WHAT YOU NEED TO DO: Print the whole listing below exactly as given, pictures excluded.

DATA EXTRACTS:
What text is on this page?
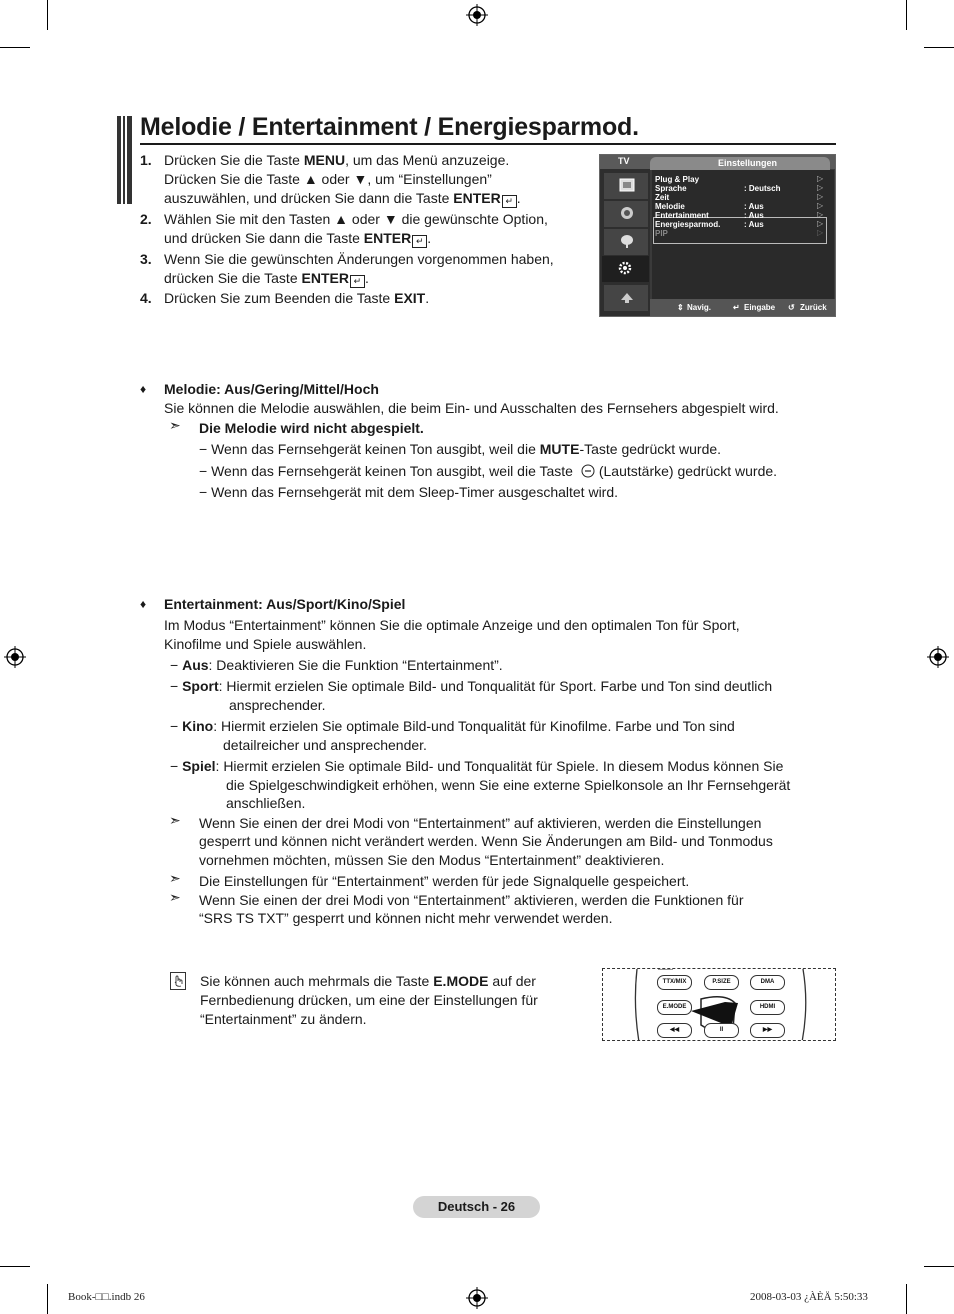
Melodie / Entertainment / Energiesparmod.
1. Drücken Sie die Taste MENU, um das Menü anzuzeige.
Drücken Sie die Taste ▲ oder ▼, um “Einstellungen”
auszuwählen, und drücken Sie dann die Taste ENTER ↵ .
2. Wählen Sie mit den Tasten ▲ oder ▼ die gewünschte Option,
und drücken Sie dann die Taste ENTER ↵ .
3. Wenn Sie die gewünschten Änderungen vorgenommen haben,
drücken Sie die Taste ENTER ↵ .
4. Drücken Sie zum Beenden die Taste EXIT.
TV	Einstellungen
Plug & Play	▷
Sprache	: Deutsch	▷
Zeit	▷
Melodie	: Aus	▷
Entertainment	: Aus	▷
Energiesparmod.	: Aus	▷
PIP	▷
⇕ Navig.	↵ Eingabe ↺ Zurück
♦ Melodie: Aus/Gering/Mittel/Hoch
Sie können die Melodie auswählen, die beim Ein- und Ausschalten des Fernsehers abgespielt wird.
➣ Die Melodie wird nicht abgespielt.
− Wenn das Fernsehgerät keinen Ton ausgibt, weil die MUTE-Taste gedrückt wurde.
− Wenn das Fernsehgerät keinen Ton ausgibt, weil die Taste (Lautstärke) gedrückt wurde.
− Wenn das Fernsehgerät mit dem Sleep-Timer ausgeschaltet wird.
♦ Entertainment: Aus/Sport/Kino/Spiel
Im Modus “Entertainment” können Sie die optimale Anzeige und den optimalen Ton für Sport,
Kinofilme und Spiele auswählen.
− Aus: Deaktivieren Sie die Funktion “Entertainment”.
− Sport: Hiermit erzielen Sie optimale Bild- und Tonqualität für Sport. Farbe und Ton sind deutlich
ansprechender.
− Kino: Hiermit erzielen Sie optimale Bild-und Tonqualität für Kinofilme. Farbe und Ton sind
detailreicher und ansprechender.
− Spiel: Hiermit erzielen Sie optimale Bild- und Tonqualität für Spiele. In diesem Modus können Sie
die Spielgeschwindigkeit erhöhen, wenn Sie eine externe Spielkonsole an Ihr Fernsehgerät
anschließen.
➣ Wenn Sie einen der drei Modi von “Entertainment” auf aktivieren, werden die Einstellungen
gesperrt und können nicht verändert werden. Wenn Sie Änderungen am Bild- und Tonmodus
vornehmen möchten, müssen Sie den Modus “Entertainment” deaktivieren.
➣ Die Einstellungen für “Entertainment” werden für jede Signalquelle gespeichert.
➣ Wenn Sie einen der drei Modi von “Entertainment” aktivieren, werden die Funktionen für
“SRS TS TXT” gesperrt und können nicht mehr verwendet werden.
Sie können auch mehrmals die Taste E.MODE auf der
Fernbedienung drücken, um eine der Einstellungen für
“Entertainment” zu ändern.
TTX/MIX	P.SIZE	DMA
E.MODE	HDMI
◀◀	II	▶▶
Deutsch - 26
Book-□□.indb 26	2008-03-03 ¿ÀÈÄ 5:50:33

RESPONSE BOX:
What text is on this page?
Melodie / Entertainment / Energiesparmod.
1. Drücken Sie die Taste MENU, um das Menü anzuzeige.
Drücken Sie die Taste ▲ oder ▼, um “Einstellungen”
auszuwählen, und drücken Sie dann die Taste ENTER ↵ .
2. Wählen Sie mit den Tasten ▲ oder ▼ die gewünschte Option,
und drücken Sie dann die Taste ENTER ↵ .
3. Wenn Sie die gewünschten Änderungen vorgenommen haben,
drücken Sie die Taste ENTER ↵ .
4. Drücken Sie zum Beenden die Taste EXIT.
TV	Einstellungen
Plug & Play	▷
Sprache	: Deutsch	▷
Zeit	▷
Melodie	: Aus	▷
Entertainment	: Aus	▷
Energiesparmod.	: Aus	▷
PIP	▷
⇕ Navig.	↵ Eingabe ↺ Zurück
♦ Melodie: Aus/Gering/Mittel/Hoch
Sie können die Melodie auswählen, die beim Ein- und Ausschalten des Fernsehers abgespielt wird.
➣ Die Melodie wird nicht abgespielt.
− Wenn das Fernsehgerät keinen Ton ausgibt, weil die MUTE-Taste gedrückt wurde.
− Wenn das Fernsehgerät keinen Ton ausgibt, weil die Taste (Lautstärke) gedrückt wurde.
− Wenn das Fernsehgerät mit dem Sleep-Timer ausgeschaltet wird.
♦ Entertainment: Aus/Sport/Kino/Spiel
Im Modus “Entertainment” können Sie die optimale Anzeige und den optimalen Ton für Sport,
Kinofilme und Spiele auswählen.
− Aus: Deaktivieren Sie die Funktion “Entertainment”.
− Sport: Hiermit erzielen Sie optimale Bild- und Tonqualität für Sport. Farbe und Ton sind deutlich
ansprechender.
− Kino: Hiermit erzielen Sie optimale Bild-und Tonqualität für Kinofilme. Farbe und Ton sind
detailreicher und ansprechender.
− Spiel: Hiermit erzielen Sie optimale Bild- und Tonqualität für Spiele. In diesem Modus können Sie
die Spielgeschwindigkeit erhöhen, wenn Sie eine externe Spielkonsole an Ihr Fernsehgerät
anschließen.
➣ Wenn Sie einen der drei Modi von “Entertainment” auf aktivieren, werden die Einstellungen
gesperrt und können nicht verändert werden. Wenn Sie Änderungen am Bild- und Tonmodus
vornehmen möchten, müssen Sie den Modus “Entertainment” deaktivieren.
➣ Die Einstellungen für “Entertainment” werden für jede Signalquelle gespeichert.
➣ Wenn Sie einen der drei Modi von “Entertainment” aktivieren, werden die Funktionen für
“SRS TS TXT” gesperrt und können nicht mehr verwendet werden.
Sie können auch mehrmals die Taste E.MODE auf der
Fernbedienung drücken, um eine der Einstellungen für
“Entertainment” zu ändern.
TTX/MIX	P.SIZE	DMA
E.MODE	HDMI
◀◀	II	▶▶
Deutsch - 26
Book-□□.indb 26	2008-03-03 ¿ÀÈÄ 5:50:33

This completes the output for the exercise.